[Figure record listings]
-- start --

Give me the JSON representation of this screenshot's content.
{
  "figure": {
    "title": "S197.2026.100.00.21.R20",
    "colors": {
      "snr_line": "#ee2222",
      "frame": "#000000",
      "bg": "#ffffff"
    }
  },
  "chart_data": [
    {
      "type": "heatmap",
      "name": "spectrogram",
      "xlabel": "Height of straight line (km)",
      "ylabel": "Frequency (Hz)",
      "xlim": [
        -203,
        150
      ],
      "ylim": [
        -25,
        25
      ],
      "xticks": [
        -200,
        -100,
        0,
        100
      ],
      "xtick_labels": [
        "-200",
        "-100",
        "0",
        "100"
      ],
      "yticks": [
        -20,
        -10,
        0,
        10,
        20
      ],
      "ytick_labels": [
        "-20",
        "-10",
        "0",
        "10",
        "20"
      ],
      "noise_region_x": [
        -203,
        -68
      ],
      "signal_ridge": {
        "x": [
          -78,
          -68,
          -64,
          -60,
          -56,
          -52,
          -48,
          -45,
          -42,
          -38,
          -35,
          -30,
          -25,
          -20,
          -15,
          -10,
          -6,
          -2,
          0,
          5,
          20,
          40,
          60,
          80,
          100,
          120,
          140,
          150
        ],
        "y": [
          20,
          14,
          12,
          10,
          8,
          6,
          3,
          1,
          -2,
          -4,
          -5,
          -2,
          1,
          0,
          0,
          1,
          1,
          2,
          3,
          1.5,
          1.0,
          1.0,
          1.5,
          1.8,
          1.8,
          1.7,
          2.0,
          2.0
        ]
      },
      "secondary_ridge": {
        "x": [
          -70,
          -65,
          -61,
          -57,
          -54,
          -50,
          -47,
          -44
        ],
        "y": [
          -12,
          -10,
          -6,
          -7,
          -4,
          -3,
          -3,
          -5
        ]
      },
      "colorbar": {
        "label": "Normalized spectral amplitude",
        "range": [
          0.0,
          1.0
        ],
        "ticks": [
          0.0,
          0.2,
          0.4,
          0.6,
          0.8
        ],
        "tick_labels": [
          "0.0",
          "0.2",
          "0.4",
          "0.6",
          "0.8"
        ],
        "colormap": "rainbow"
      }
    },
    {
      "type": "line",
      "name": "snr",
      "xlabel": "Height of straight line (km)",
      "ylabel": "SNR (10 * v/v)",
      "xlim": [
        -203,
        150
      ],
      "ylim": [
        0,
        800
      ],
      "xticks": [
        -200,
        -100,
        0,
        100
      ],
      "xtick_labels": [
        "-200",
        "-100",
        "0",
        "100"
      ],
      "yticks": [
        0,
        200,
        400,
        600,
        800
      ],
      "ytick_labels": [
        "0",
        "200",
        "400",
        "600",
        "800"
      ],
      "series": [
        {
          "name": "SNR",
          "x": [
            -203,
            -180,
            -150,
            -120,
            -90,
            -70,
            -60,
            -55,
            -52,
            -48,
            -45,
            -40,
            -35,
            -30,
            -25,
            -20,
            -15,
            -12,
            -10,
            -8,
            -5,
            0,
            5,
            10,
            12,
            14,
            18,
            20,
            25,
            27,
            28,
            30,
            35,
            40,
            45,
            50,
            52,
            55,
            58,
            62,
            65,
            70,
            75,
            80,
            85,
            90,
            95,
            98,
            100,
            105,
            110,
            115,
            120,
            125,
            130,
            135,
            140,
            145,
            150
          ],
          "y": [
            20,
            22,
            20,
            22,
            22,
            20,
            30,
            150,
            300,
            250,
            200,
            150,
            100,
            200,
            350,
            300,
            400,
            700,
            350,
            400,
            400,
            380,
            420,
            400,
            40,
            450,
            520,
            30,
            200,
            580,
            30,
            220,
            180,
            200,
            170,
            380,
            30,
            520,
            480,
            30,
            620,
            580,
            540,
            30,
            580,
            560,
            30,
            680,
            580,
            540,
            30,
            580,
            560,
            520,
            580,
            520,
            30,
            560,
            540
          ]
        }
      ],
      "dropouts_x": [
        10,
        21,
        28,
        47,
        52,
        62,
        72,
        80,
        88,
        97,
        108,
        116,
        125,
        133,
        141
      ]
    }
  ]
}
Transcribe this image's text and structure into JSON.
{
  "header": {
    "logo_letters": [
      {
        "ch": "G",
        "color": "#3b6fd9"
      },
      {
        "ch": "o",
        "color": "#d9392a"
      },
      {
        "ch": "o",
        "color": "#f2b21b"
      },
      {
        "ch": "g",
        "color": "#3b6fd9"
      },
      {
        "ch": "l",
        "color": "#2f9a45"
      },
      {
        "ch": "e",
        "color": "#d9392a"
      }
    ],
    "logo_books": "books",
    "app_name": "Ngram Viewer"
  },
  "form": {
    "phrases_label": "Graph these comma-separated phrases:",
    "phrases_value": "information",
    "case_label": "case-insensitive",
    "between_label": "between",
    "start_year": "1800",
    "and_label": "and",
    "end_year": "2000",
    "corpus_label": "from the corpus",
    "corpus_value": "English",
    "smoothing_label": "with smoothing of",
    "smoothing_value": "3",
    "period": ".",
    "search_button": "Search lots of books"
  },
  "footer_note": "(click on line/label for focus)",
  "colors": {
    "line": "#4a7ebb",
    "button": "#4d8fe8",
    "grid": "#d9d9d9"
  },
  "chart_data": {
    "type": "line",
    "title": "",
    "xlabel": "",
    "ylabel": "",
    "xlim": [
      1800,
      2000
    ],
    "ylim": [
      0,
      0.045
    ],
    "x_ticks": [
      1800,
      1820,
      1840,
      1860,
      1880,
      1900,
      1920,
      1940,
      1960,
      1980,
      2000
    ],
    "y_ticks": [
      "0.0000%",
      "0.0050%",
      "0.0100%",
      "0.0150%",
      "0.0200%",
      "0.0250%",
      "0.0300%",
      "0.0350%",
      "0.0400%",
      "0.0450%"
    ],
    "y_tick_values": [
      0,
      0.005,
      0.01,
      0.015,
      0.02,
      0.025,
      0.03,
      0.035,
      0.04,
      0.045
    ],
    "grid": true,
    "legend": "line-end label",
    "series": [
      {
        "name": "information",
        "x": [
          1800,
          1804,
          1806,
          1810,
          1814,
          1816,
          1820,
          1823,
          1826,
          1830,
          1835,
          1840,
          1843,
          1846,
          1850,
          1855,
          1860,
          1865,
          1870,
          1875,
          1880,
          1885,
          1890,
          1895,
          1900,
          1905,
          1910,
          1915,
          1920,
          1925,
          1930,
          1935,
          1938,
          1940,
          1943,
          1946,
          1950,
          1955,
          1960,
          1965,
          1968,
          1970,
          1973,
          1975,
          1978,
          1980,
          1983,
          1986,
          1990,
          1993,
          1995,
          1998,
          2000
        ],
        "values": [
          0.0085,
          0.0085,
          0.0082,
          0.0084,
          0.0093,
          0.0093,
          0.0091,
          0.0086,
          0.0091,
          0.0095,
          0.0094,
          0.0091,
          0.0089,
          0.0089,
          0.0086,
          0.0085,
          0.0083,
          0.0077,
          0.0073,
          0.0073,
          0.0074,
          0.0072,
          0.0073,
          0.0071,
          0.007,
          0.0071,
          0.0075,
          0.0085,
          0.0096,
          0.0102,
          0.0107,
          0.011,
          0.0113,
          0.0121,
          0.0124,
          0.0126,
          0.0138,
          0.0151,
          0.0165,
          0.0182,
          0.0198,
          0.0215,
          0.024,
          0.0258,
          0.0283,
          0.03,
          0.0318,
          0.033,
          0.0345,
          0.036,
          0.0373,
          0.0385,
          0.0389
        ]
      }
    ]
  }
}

-- end --

◆ EXERCISE BRIEF: Count every line in the listing above that holds "books", then report only the count.

◆ WORKED SOLUTION: 2